▶ EXERCISE AIM: In the listing that follows, how many lines contain "testers"? Give the number only.

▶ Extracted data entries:
* start *
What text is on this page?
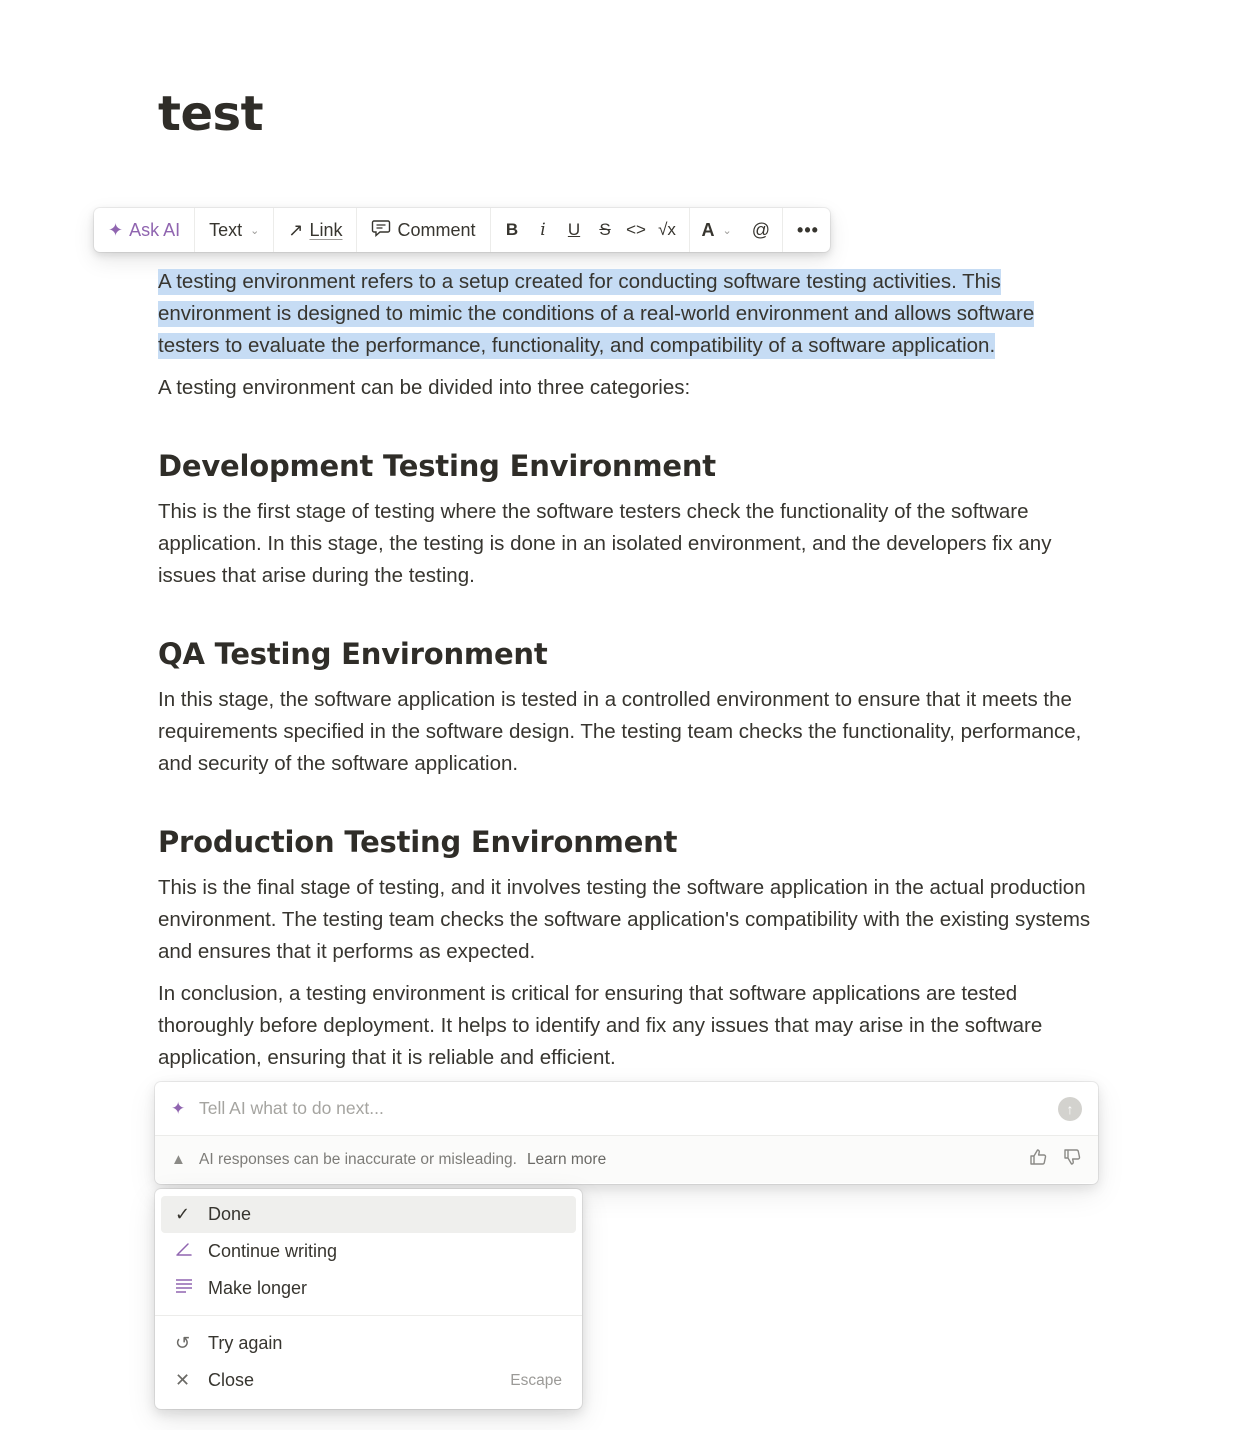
test
✦ Ask AI Text ⌄ ↗ Link	Comment	B	i	U	S <> √x	A ⌄ @ •••

A testing environment refers to a setup created for conducting software testing activities. This environment is designed to mimic the conditions of a real-world environment and allows software testers to evaluate the performance, functionality, and compatibility of a software application.

A testing environment can be divided into three categories:

Development Testing Environment

This is the first stage of testing where the software testers check the functionality of the software application. In this stage, the testing is done in an isolated environment, and the developers fix any issues that arise during the testing.

QA Testing Environment

In this stage, the software application is tested in a controlled environment to ensure that it meets the requirements specified in the software design. The testing team checks the functionality, performance, and security of the software application.

Production Testing Environment

This is the final stage of testing, and it involves testing the software application in the actual production environment. The testing team checks the software application's compatibility with the existing systems and ensures that it performs as expected.

In conclusion, a testing environment is critical for ensuring that software applications are tested thoroughly before deployment. It helps to identify and fix any issues that may arise in the software application, ensuring that it is reliable and efficient.

✦
Tell AI what to do next...	↑
▲ AI responses can be inaccurate or misleading. Learn more
✓ Done
Continue writing
Make longer
↺ Try again
✕ Close	Escape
* end *
▶ FINAL ANSWER: 2